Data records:
##############################

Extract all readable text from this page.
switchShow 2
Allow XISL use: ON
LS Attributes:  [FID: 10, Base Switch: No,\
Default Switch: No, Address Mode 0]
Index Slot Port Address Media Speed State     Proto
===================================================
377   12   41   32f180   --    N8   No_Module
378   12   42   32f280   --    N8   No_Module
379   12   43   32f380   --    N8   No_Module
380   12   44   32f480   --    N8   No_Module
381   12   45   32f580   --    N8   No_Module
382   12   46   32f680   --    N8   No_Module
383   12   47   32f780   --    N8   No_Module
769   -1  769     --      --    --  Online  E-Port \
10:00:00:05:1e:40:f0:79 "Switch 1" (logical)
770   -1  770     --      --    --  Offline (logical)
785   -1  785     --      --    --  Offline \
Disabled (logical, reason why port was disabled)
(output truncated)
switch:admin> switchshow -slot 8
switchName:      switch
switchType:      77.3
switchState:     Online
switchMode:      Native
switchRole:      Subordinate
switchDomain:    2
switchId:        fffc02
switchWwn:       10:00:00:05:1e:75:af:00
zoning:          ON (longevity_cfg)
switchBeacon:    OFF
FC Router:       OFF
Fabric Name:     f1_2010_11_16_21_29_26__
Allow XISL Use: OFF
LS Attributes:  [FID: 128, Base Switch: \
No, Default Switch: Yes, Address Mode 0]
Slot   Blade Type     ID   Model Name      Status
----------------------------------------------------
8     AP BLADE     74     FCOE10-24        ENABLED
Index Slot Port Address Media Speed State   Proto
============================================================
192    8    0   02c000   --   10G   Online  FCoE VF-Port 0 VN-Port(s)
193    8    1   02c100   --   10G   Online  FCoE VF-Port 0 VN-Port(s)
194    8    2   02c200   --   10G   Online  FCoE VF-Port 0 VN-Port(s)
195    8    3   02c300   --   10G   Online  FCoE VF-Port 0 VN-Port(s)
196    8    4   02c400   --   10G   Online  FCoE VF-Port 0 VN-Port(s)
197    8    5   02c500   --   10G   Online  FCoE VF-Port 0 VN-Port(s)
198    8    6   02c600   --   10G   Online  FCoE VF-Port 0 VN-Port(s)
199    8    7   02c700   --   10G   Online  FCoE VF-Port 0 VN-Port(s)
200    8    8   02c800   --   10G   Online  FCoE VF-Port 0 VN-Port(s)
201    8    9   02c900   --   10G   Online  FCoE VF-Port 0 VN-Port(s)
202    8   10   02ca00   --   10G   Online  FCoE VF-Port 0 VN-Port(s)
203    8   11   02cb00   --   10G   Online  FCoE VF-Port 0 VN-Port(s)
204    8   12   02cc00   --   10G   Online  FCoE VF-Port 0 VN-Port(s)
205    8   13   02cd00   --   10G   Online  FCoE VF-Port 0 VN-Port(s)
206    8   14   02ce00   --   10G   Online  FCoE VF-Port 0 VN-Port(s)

##############################

_EXERCISE DETAILS_:
Scan the listing above for the word "Media" and show each line where it is found.

_RIGHT ANSWER_:
Index Slot Port Address Media Speed State     Proto
Index Slot Port Address Media Speed State   Proto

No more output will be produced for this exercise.